Exercise goal: In the material below, rewrite the stretch from its start through the line containing "chevron-down-icon[interactable]: ▾ <box>464 172", substituting "Папка файлов" for "Папка с файлами" and keeping everything else unchanged.

** begin Dataset records **

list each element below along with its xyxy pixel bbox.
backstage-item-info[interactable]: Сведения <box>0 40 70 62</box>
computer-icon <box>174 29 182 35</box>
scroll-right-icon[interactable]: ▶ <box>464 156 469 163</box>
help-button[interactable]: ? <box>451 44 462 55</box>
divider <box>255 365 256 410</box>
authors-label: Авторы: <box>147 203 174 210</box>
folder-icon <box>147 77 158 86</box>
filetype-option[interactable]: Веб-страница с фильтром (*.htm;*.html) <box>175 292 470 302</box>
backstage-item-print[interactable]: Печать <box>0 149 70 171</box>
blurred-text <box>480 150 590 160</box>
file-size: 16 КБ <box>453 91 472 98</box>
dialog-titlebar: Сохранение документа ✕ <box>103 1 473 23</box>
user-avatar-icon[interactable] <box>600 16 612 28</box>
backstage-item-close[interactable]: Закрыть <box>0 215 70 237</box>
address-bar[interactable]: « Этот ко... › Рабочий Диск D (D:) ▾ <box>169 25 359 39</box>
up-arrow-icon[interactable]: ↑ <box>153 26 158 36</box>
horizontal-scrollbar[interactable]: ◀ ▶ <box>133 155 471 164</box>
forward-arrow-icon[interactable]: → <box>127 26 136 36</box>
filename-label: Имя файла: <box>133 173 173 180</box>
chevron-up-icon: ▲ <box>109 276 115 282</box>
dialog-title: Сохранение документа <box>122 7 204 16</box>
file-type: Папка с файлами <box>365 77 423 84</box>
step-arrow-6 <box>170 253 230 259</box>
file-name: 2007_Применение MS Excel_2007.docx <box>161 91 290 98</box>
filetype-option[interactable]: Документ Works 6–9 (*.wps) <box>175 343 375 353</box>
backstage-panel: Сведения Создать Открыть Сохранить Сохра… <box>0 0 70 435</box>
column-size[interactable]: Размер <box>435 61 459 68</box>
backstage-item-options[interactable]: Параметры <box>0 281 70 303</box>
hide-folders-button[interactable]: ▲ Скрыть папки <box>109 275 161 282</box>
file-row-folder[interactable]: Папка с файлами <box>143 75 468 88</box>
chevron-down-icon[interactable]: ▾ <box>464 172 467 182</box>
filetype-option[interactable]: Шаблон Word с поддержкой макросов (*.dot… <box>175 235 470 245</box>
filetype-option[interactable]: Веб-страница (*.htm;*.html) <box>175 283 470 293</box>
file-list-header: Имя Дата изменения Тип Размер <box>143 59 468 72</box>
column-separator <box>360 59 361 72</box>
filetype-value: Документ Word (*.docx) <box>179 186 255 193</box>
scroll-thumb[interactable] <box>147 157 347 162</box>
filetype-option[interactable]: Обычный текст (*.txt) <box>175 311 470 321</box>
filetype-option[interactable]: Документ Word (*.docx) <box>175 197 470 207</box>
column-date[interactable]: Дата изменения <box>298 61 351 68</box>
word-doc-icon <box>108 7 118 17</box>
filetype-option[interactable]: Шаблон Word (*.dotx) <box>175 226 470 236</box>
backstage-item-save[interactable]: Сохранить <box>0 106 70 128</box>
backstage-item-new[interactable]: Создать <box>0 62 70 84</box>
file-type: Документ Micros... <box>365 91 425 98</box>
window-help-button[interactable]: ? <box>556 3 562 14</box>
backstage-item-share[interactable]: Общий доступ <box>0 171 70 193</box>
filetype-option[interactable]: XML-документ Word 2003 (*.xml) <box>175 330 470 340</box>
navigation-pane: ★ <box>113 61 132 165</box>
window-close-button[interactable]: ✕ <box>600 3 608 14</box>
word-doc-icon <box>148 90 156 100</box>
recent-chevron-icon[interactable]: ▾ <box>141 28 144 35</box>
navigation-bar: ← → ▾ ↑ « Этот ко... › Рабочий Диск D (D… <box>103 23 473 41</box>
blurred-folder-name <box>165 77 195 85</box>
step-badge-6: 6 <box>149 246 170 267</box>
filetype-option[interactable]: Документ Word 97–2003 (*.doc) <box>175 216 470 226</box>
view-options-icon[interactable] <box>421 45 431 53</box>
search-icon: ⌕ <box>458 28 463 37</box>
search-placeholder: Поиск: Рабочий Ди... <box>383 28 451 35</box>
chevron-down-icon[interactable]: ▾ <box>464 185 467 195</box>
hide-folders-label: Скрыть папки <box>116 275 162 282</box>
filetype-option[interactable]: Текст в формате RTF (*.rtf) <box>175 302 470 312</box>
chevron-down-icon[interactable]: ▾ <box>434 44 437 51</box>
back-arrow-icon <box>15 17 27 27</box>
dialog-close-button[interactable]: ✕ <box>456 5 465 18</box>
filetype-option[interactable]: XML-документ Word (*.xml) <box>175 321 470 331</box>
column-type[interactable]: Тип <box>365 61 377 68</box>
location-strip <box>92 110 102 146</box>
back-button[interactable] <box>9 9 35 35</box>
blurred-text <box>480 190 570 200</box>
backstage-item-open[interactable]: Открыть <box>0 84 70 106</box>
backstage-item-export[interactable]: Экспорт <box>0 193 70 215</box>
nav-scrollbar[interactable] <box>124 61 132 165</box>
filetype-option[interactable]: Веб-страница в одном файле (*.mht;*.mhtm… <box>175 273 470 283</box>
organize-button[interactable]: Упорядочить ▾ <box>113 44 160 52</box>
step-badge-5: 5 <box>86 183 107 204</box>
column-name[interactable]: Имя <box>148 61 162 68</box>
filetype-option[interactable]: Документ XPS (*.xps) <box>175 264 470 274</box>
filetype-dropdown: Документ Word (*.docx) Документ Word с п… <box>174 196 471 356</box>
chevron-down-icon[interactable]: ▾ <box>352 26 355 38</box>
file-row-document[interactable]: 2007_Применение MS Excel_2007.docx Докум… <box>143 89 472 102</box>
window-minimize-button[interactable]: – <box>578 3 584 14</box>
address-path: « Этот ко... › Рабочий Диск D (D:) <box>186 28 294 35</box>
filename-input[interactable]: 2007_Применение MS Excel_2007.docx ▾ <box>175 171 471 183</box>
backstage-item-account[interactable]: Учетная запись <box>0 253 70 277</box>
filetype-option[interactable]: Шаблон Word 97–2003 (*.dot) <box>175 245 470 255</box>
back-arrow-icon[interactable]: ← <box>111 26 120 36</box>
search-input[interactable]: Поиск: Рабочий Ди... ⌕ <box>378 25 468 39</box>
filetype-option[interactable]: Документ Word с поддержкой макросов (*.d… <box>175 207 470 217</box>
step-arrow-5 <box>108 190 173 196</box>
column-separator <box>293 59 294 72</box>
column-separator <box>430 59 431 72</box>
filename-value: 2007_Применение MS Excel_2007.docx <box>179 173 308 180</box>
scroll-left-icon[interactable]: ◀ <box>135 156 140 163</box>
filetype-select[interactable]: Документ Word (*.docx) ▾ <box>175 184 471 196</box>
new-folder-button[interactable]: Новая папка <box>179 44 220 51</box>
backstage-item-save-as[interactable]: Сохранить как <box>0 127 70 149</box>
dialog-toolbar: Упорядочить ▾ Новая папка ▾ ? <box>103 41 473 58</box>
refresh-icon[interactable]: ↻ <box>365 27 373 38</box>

** end Dataset records **

Solution to this task:
list each element below along with its xyxy pixel bbox.
backstage-item-info[interactable]: Сведения <box>0 40 70 62</box>
computer-icon <box>174 29 182 35</box>
scroll-right-icon[interactable]: ▶ <box>464 156 469 163</box>
help-button[interactable]: ? <box>451 44 462 55</box>
divider <box>255 365 256 410</box>
authors-label: Авторы: <box>147 203 174 210</box>
folder-icon <box>147 77 158 86</box>
filetype-option[interactable]: Веб-страница с фильтром (*.htm;*.html) <box>175 292 470 302</box>
backstage-item-print[interactable]: Печать <box>0 149 70 171</box>
blurred-text <box>480 150 590 160</box>
file-size: 16 КБ <box>453 91 472 98</box>
dialog-titlebar: Сохранение документа ✕ <box>103 1 473 23</box>
user-avatar-icon[interactable] <box>600 16 612 28</box>
backstage-item-close[interactable]: Закрыть <box>0 215 70 237</box>
address-bar[interactable]: « Этот ко... › Рабочий Диск D (D:) ▾ <box>169 25 359 39</box>
up-arrow-icon[interactable]: ↑ <box>153 26 158 36</box>
horizontal-scrollbar[interactable]: ◀ ▶ <box>133 155 471 164</box>
forward-arrow-icon[interactable]: → <box>127 26 136 36</box>
filename-label: Имя файла: <box>133 173 173 180</box>
chevron-up-icon: ▲ <box>109 276 115 282</box>
dialog-title: Сохранение документа <box>122 7 204 16</box>
file-type: Папка файлов <box>365 77 423 84</box>
step-arrow-6 <box>170 253 230 259</box>
file-name: 2007_Применение MS Excel_2007.docx <box>161 91 290 98</box>
filetype-option[interactable]: Документ Works 6–9 (*.wps) <box>175 343 375 353</box>
backstage-panel: Сведения Создать Открыть Сохранить Сохра… <box>0 0 70 435</box>
column-size[interactable]: Размер <box>435 61 459 68</box>
backstage-item-options[interactable]: Параметры <box>0 281 70 303</box>
hide-folders-button[interactable]: ▲ Скрыть папки <box>109 275 161 282</box>
file-row-folder[interactable]: Папка файлов <box>143 75 468 88</box>
chevron-down-icon[interactable]: ▾ <box>464 172 467 182</box>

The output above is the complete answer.